**GIVEN TASK:** Sift the material for lines containing "type", and return them.

**Stored dataset items:**
========================================
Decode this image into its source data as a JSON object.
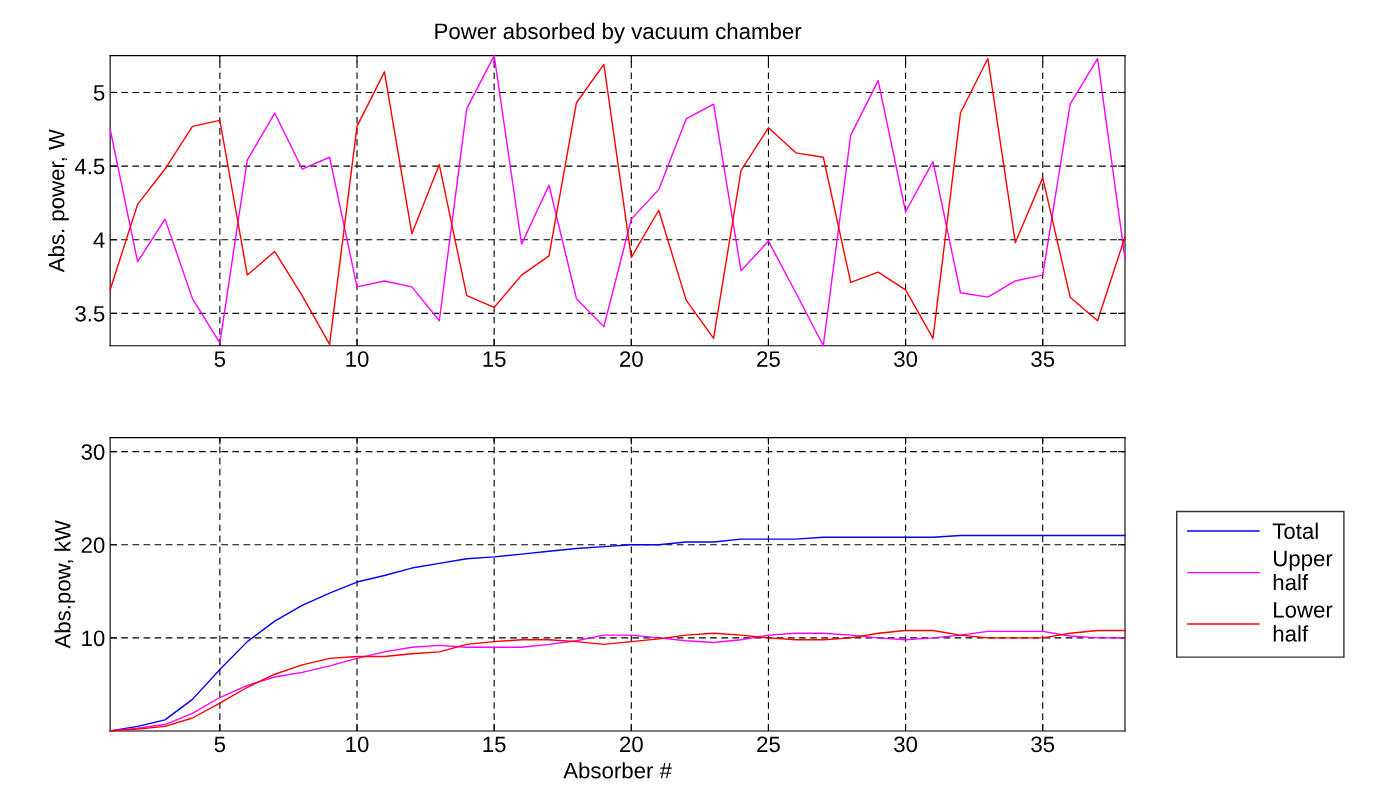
{
  "chart_data": [
    {
      "type": "line",
      "title": "Power absorbed by vacuum chamber",
      "ylabel": "Abs. power, W",
      "x": [
        1,
        2,
        3,
        4,
        5,
        6,
        7,
        8,
        9,
        10,
        11,
        12,
        13,
        14,
        15,
        16,
        17,
        18,
        19,
        20,
        21,
        22,
        23,
        24,
        25,
        26,
        27,
        28,
        29,
        30,
        31,
        32,
        33,
        34,
        35,
        36,
        37,
        38
      ],
      "xlim": [
        1,
        38
      ],
      "xticks": [
        5,
        10,
        15,
        20,
        25,
        30,
        35
      ],
      "ylim": [
        3.28,
        5.25
      ],
      "yticks": [
        3.5,
        4,
        {
          "value": 4.5,
          "label": "4.5"
        },
        5
      ],
      "grid": true,
      "legend": false,
      "series": [
        {
          "color": "#ff00ff",
          "values": [
            4.75,
            3.85,
            4.14,
            3.6,
            3.3,
            4.54,
            4.86,
            4.48,
            4.56,
            3.68,
            3.72,
            3.68,
            3.45,
            4.89,
            5.25,
            3.97,
            4.37,
            3.6,
            3.41,
            4.14,
            4.34,
            4.82,
            4.92,
            3.79,
            3.99,
            3.64,
            3.28,
            4.71,
            5.08,
            4.19,
            4.53,
            3.64,
            3.61,
            3.72,
            3.76,
            4.92,
            5.23,
            3.87
          ]
        },
        {
          "color": "#ff0000",
          "values": [
            3.66,
            4.24,
            4.48,
            4.77,
            4.81,
            3.76,
            3.92,
            3.62,
            3.29,
            4.77,
            5.14,
            4.04,
            4.51,
            3.62,
            3.54,
            3.76,
            3.89,
            4.93,
            5.19,
            3.88,
            4.2,
            3.59,
            3.33,
            4.47,
            4.76,
            4.59,
            4.56,
            3.71,
            3.78,
            3.66,
            3.33,
            4.86,
            5.23,
            3.98,
            4.42,
            3.61,
            3.45,
            4.02
          ]
        }
      ]
    },
    {
      "type": "line",
      "xlabel": "Absorber #",
      "ylabel": "Abs.pow, kW",
      "x": [
        1,
        2,
        3,
        4,
        5,
        6,
        7,
        8,
        9,
        10,
        11,
        12,
        13,
        14,
        15,
        16,
        17,
        18,
        19,
        20,
        21,
        22,
        23,
        24,
        25,
        26,
        27,
        28,
        29,
        30,
        31,
        32,
        33,
        34,
        35,
        36,
        37,
        38
      ],
      "xlim": [
        1,
        38
      ],
      "xticks": [
        5,
        10,
        15,
        20,
        25,
        30,
        35
      ],
      "ylim": [
        0,
        31.5
      ],
      "yticks": [
        10,
        20,
        30
      ],
      "grid": true,
      "legend": "right",
      "series": [
        {
          "name": "Total",
          "color": "#0000ff",
          "values": [
            0,
            0.5,
            1.2,
            3.4,
            6.6,
            9.6,
            11.8,
            13.5,
            14.8,
            16.0,
            16.7,
            17.5,
            18.0,
            18.5,
            18.7,
            19.0,
            19.3,
            19.6,
            19.8,
            20.0,
            20.0,
            20.3,
            20.3,
            20.6,
            20.6,
            20.6,
            20.8,
            20.8,
            20.8,
            20.8,
            20.8,
            21.0,
            21.0,
            21.0,
            21.0,
            21.0,
            21.0,
            21.0
          ]
        },
        {
          "name": "Upper\nhalf",
          "color": "#ff00ff",
          "values": [
            0,
            0.3,
            0.7,
            1.9,
            3.6,
            4.9,
            5.8,
            6.3,
            7.0,
            7.8,
            8.5,
            9.0,
            9.2,
            9.0,
            9.0,
            9.0,
            9.3,
            9.7,
            10.3,
            10.3,
            10.0,
            9.7,
            9.5,
            9.8,
            10.3,
            10.5,
            10.5,
            10.3,
            10.0,
            9.8,
            10.0,
            10.3,
            10.7,
            10.7,
            10.7,
            10.2,
            10.0,
            10.0
          ]
        },
        {
          "name": "Lower\nhalf",
          "color": "#ff0000",
          "values": [
            0,
            0.2,
            0.5,
            1.4,
            3.0,
            4.7,
            6.1,
            7.1,
            7.8,
            8.0,
            8.0,
            8.3,
            8.5,
            9.3,
            9.6,
            9.8,
            9.8,
            9.6,
            9.3,
            9.6,
            9.9,
            10.3,
            10.5,
            10.3,
            10.0,
            9.8,
            9.8,
            10.0,
            10.5,
            10.8,
            10.8,
            10.3,
            10.0,
            10.0,
            10.0,
            10.5,
            10.8,
            10.8
          ]
        }
      ]
    }
  ]
}
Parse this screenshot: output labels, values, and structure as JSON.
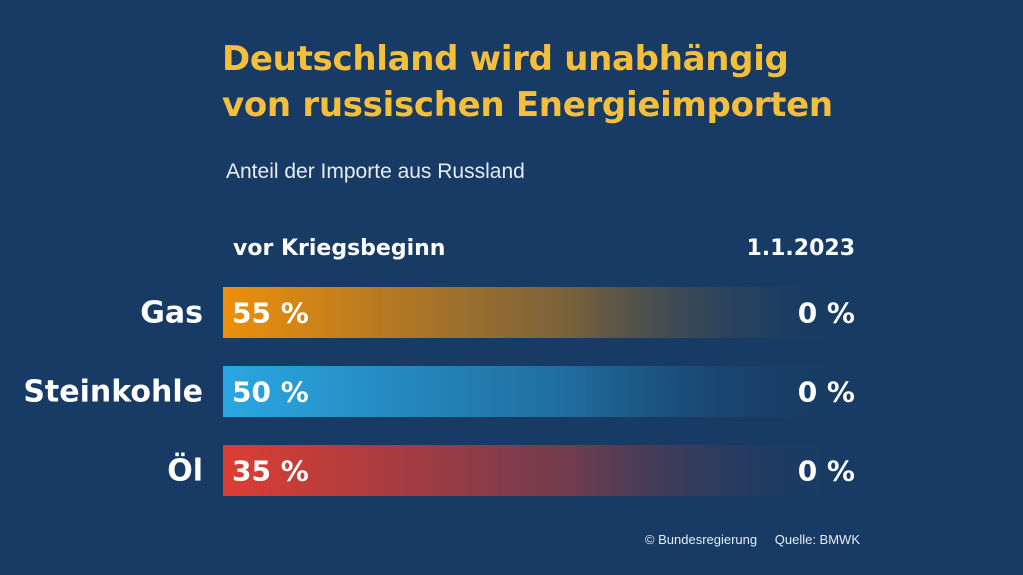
{
  "chart_data": {
    "type": "bar",
    "title_lines": [
      "Deutschland wird unabhängig",
      "von russischen Energieimporten"
    ],
    "subtitle": "Anteil der Importe aus Russland",
    "column_labels": {
      "start": "vor Kriegsbeginn",
      "end": "1.1.2023"
    },
    "categories": [
      "Gas",
      "Steinkohle",
      "Öl"
    ],
    "series": [
      {
        "name": "vor Kriegsbeginn",
        "values": [
          55,
          50,
          35
        ],
        "labels": [
          "55 %",
          "50 %",
          "35 %"
        ]
      },
      {
        "name": "1.1.2023",
        "values": [
          0,
          0,
          0
        ],
        "labels": [
          "0 %",
          "0 %",
          "0 %"
        ]
      }
    ],
    "bar_colors": [
      "#ed8f0b",
      "#2aa7e2",
      "#dc3d33"
    ],
    "background_color": "#173b64",
    "title_color": "#f5bf3b"
  },
  "credits": {
    "copyright": "© Bundesregierung",
    "source": "Quelle: BMWK"
  }
}
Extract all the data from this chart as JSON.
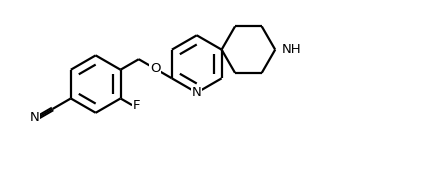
{
  "bg_color": "#ffffff",
  "line_color": "#000000",
  "line_width": 1.6,
  "figsize": [
    4.42,
    1.72
  ],
  "dpi": 100,
  "xlim": [
    -0.1,
    4.52
  ],
  "ylim": [
    0.0,
    1.72
  ]
}
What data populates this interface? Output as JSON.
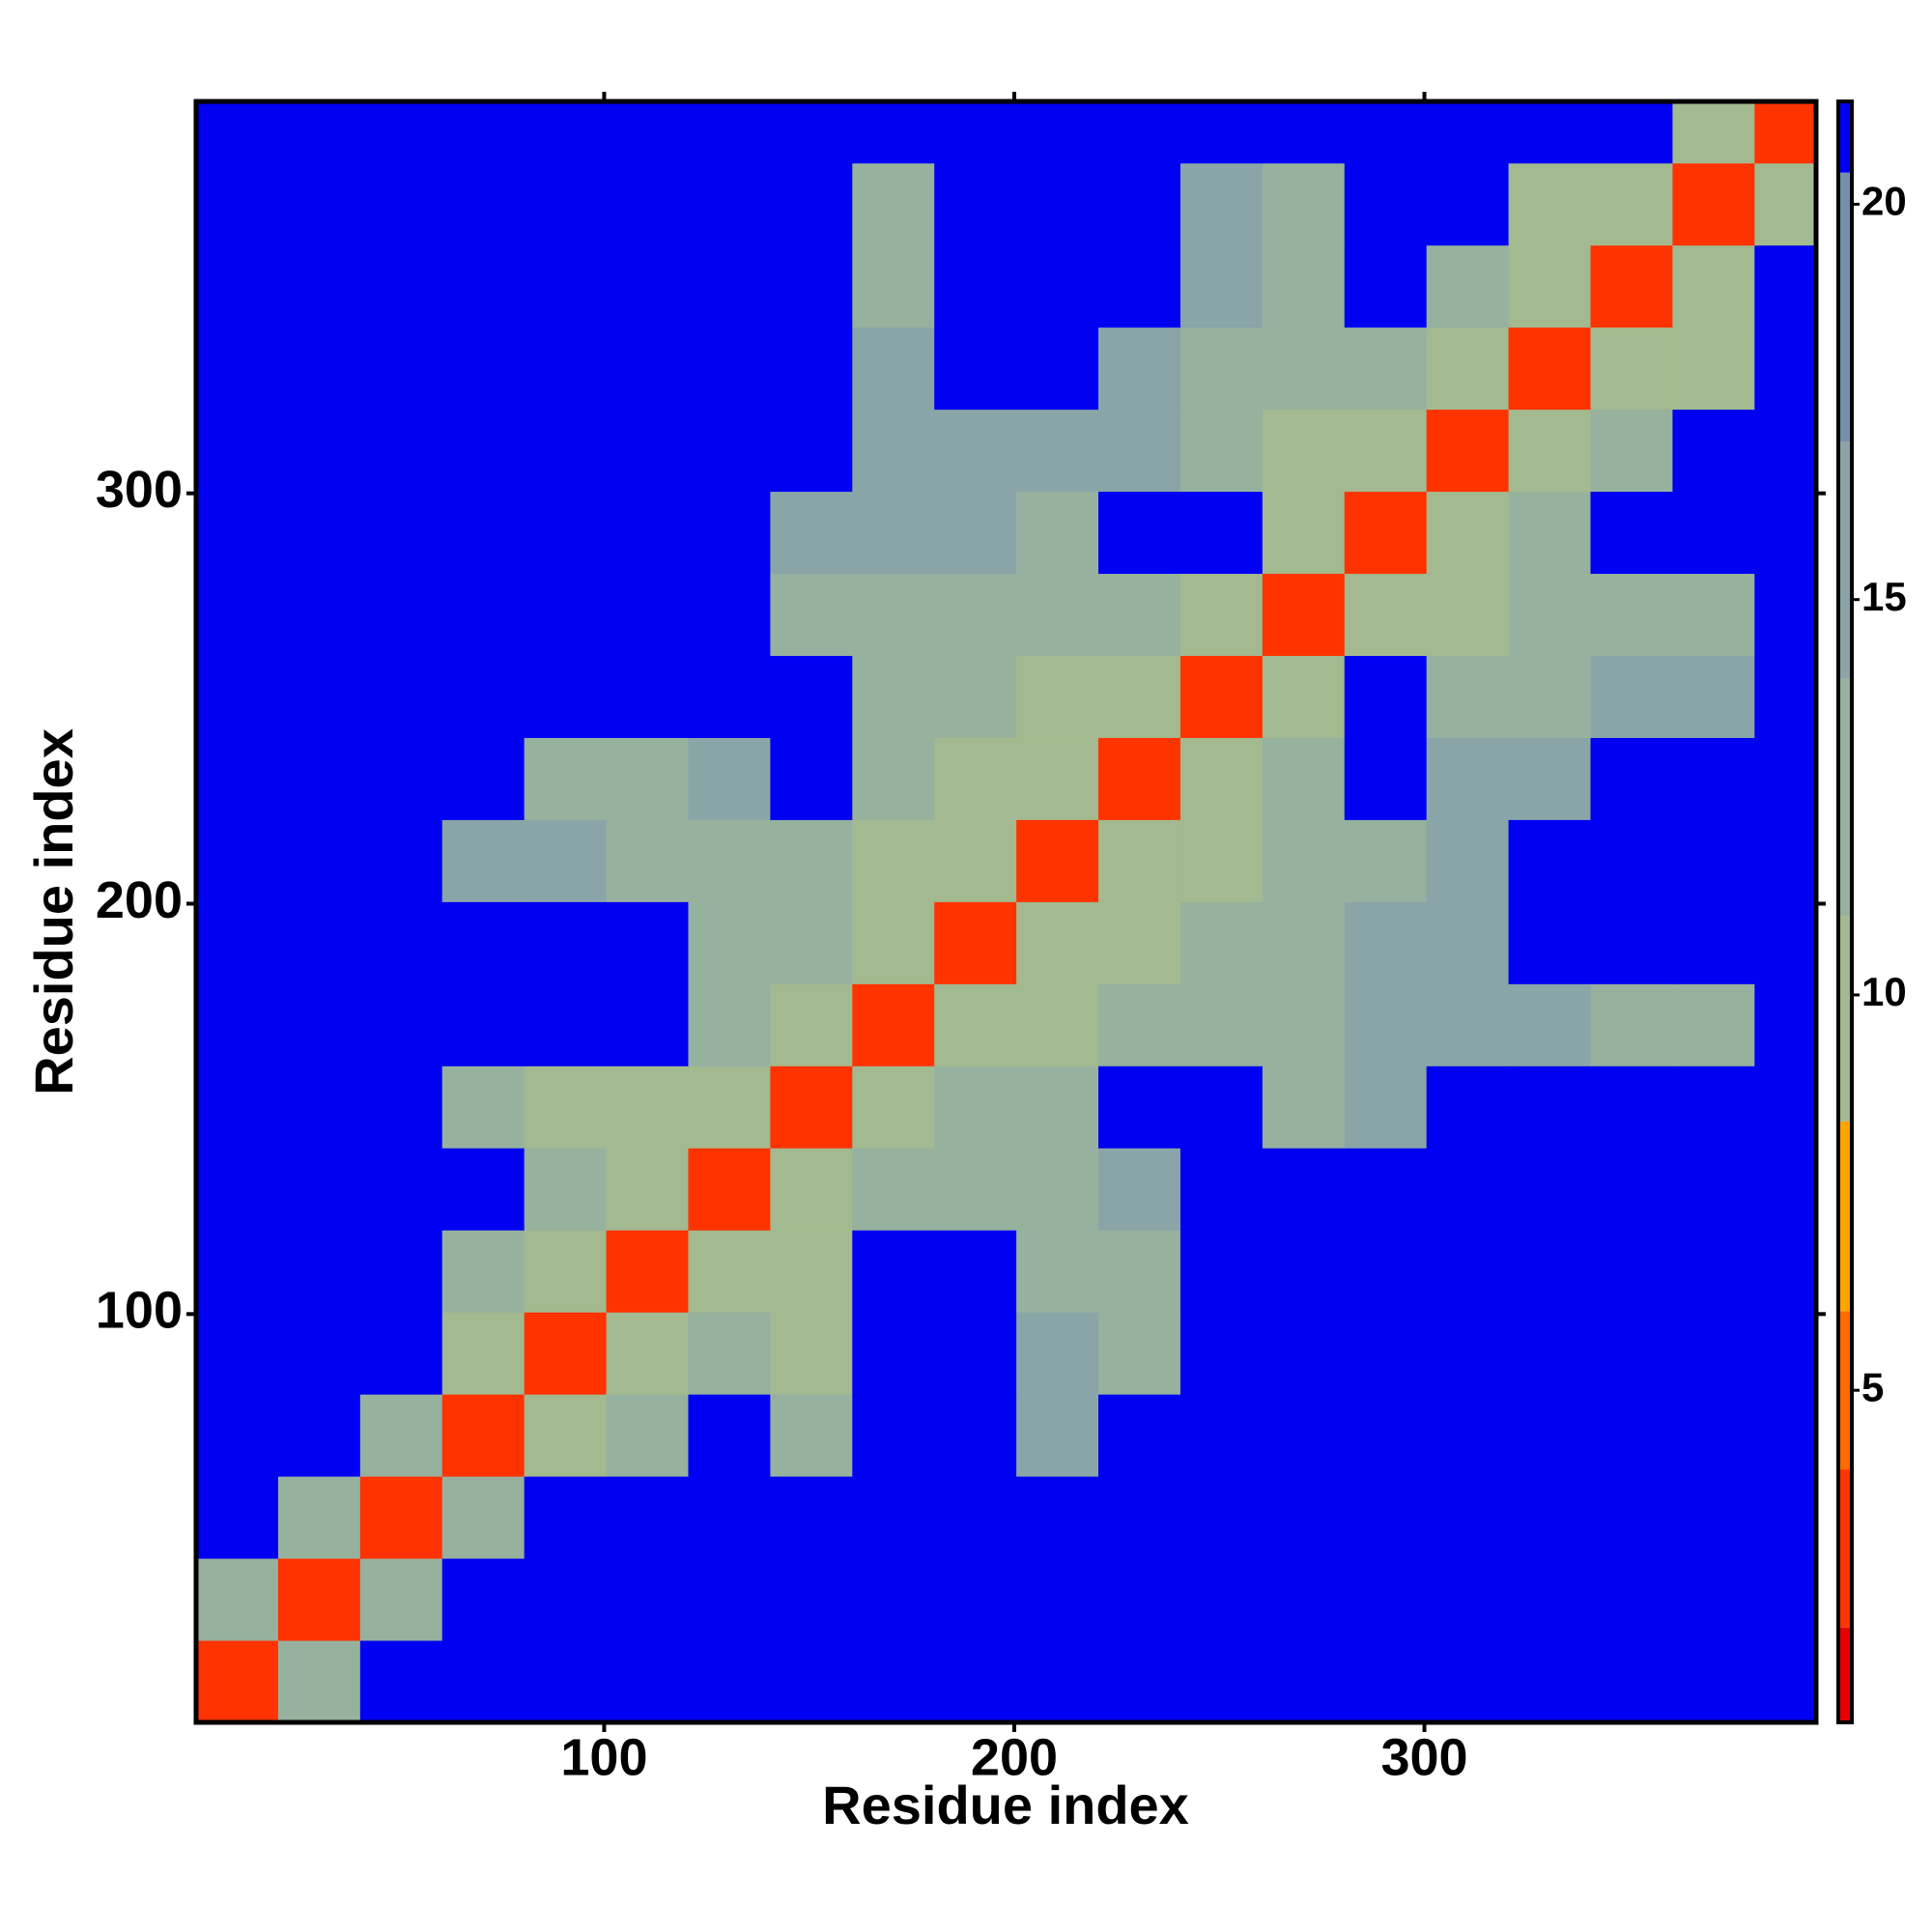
{
  "chart_data": {
    "type": "heatmap",
    "xlabel": "Residue index",
    "ylabel": "Residue index",
    "bins": [
      0.5,
      20.5,
      40.5,
      60.5,
      80.5,
      100.5,
      120.5,
      140.5,
      160.5,
      180.5,
      200.5,
      220.5,
      240.5,
      260.5,
      280.5,
      300.5,
      320.5,
      340.5,
      360.5,
      380.5,
      395.5
    ],
    "z": [
      [
        3,
        12,
        21,
        21,
        21,
        21,
        21,
        21,
        21,
        21,
        21,
        21,
        21,
        21,
        21,
        21,
        21,
        21,
        21,
        21
      ],
      [
        12,
        3,
        12,
        21,
        21,
        21,
        21,
        21,
        21,
        21,
        21,
        21,
        21,
        21,
        21,
        21,
        21,
        21,
        21,
        21
      ],
      [
        21,
        12,
        3,
        12,
        21,
        21,
        21,
        21,
        21,
        21,
        21,
        21,
        21,
        21,
        21,
        21,
        21,
        21,
        21,
        21
      ],
      [
        21,
        21,
        12,
        3,
        9,
        13,
        21,
        14,
        21,
        21,
        15,
        21,
        21,
        21,
        21,
        21,
        21,
        21,
        21,
        21
      ],
      [
        21,
        21,
        21,
        9,
        3,
        10,
        12,
        11,
        21,
        21,
        15,
        14,
        21,
        21,
        21,
        21,
        21,
        21,
        21,
        21
      ],
      [
        21,
        21,
        21,
        13,
        10,
        3,
        10,
        11,
        21,
        21,
        13,
        14,
        21,
        21,
        21,
        21,
        21,
        21,
        21,
        21
      ],
      [
        21,
        21,
        21,
        21,
        12,
        10,
        3,
        9,
        12,
        14,
        13,
        15,
        21,
        21,
        21,
        21,
        21,
        21,
        21,
        21
      ],
      [
        21,
        21,
        21,
        14,
        11,
        11,
        9,
        3,
        11,
        13,
        12,
        21,
        21,
        14,
        15,
        21,
        21,
        21,
        21,
        21
      ],
      [
        21,
        21,
        21,
        21,
        21,
        21,
        12,
        11,
        3,
        10,
        11,
        12,
        13,
        14,
        16,
        16,
        15,
        14,
        14,
        21
      ],
      [
        21,
        21,
        21,
        21,
        21,
        21,
        14,
        13,
        10,
        3,
        9,
        10,
        13,
        14,
        15,
        16,
        21,
        21,
        21,
        21
      ],
      [
        21,
        21,
        21,
        15,
        15,
        13,
        13,
        12,
        11,
        9,
        3,
        9,
        11,
        13,
        14,
        16,
        21,
        21,
        21,
        21
      ],
      [
        21,
        21,
        21,
        21,
        14,
        14,
        15,
        21,
        12,
        10,
        9,
        3,
        10,
        12,
        21,
        15,
        16,
        21,
        21,
        21
      ],
      [
        21,
        21,
        21,
        21,
        21,
        21,
        21,
        21,
        13,
        13,
        11,
        10,
        3,
        10,
        21,
        12,
        14,
        15,
        15,
        21
      ],
      [
        21,
        21,
        21,
        21,
        21,
        21,
        21,
        14,
        14,
        14,
        13,
        12,
        10,
        3,
        11,
        11,
        13,
        13,
        14,
        21
      ],
      [
        21,
        21,
        21,
        21,
        21,
        21,
        21,
        15,
        16,
        15,
        14,
        21,
        21,
        11,
        3,
        10,
        12,
        21,
        21,
        21
      ],
      [
        21,
        21,
        21,
        21,
        21,
        21,
        21,
        21,
        16,
        16,
        16,
        15,
        12,
        11,
        10,
        3,
        10,
        12,
        21,
        21
      ],
      [
        21,
        21,
        21,
        21,
        21,
        21,
        21,
        21,
        15,
        21,
        21,
        16,
        14,
        13,
        12,
        10,
        3,
        10,
        11,
        21
      ],
      [
        21,
        21,
        21,
        21,
        21,
        21,
        21,
        21,
        14,
        21,
        21,
        21,
        15,
        13,
        21,
        12,
        10,
        3,
        10,
        21
      ],
      [
        21,
        21,
        21,
        21,
        21,
        21,
        21,
        21,
        14,
        21,
        21,
        21,
        15,
        14,
        21,
        21,
        11,
        10,
        3,
        11
      ],
      [
        21,
        21,
        21,
        21,
        21,
        21,
        21,
        21,
        21,
        21,
        21,
        21,
        21,
        21,
        21,
        21,
        21,
        21,
        11,
        3
      ]
    ],
    "xlim": [
      0.5,
      395.5
    ],
    "ylim": [
      0.5,
      395.5
    ],
    "xticks": [
      100,
      200,
      300
    ],
    "yticks": [
      100,
      200,
      300
    ],
    "zlim": [
      0.8,
      21.3
    ],
    "zticks": [
      5,
      10,
      15,
      20
    ],
    "color_steps": [
      {
        "max": 2,
        "color": "#e60000"
      },
      {
        "max": 4,
        "color": "#ff3300"
      },
      {
        "max": 6,
        "color": "#ff6a00"
      },
      {
        "max": 8.4,
        "color": "#ffa500"
      },
      {
        "max": 11,
        "color": "#a3b98f"
      },
      {
        "max": 14,
        "color": "#97b19f"
      },
      {
        "max": 17,
        "color": "#8aa5a8"
      },
      {
        "max": 20.4,
        "color": "#7590ab"
      },
      {
        "max": 21.3,
        "color": "#0000f2"
      }
    ]
  }
}
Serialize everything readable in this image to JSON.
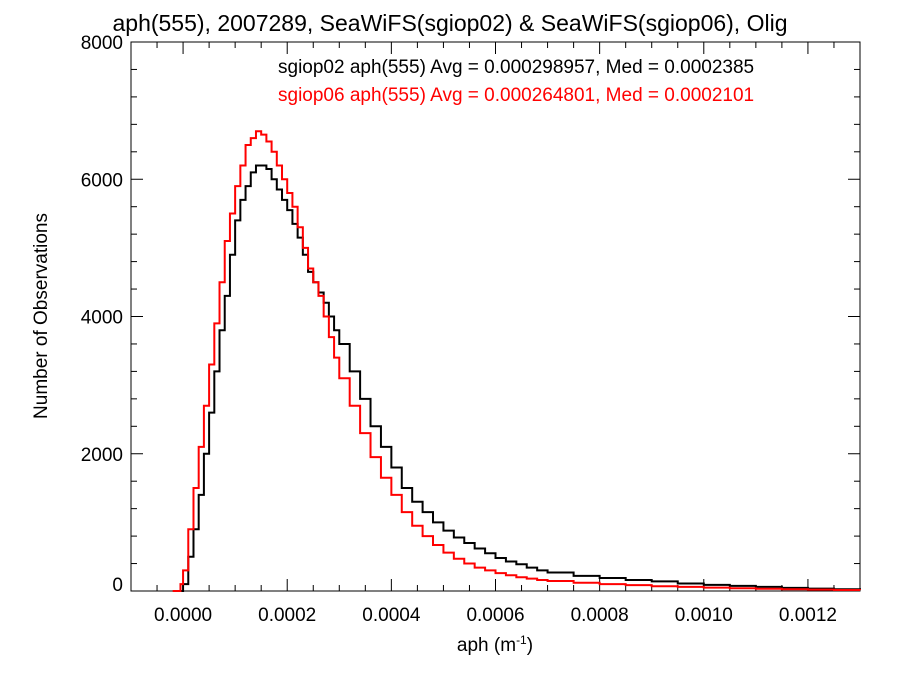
========================================
**OUTPUT FOR THIS EXERCISE:**
      "type": "line",
      "type": "line",
    "type": "bar",
    "type": "heatmap",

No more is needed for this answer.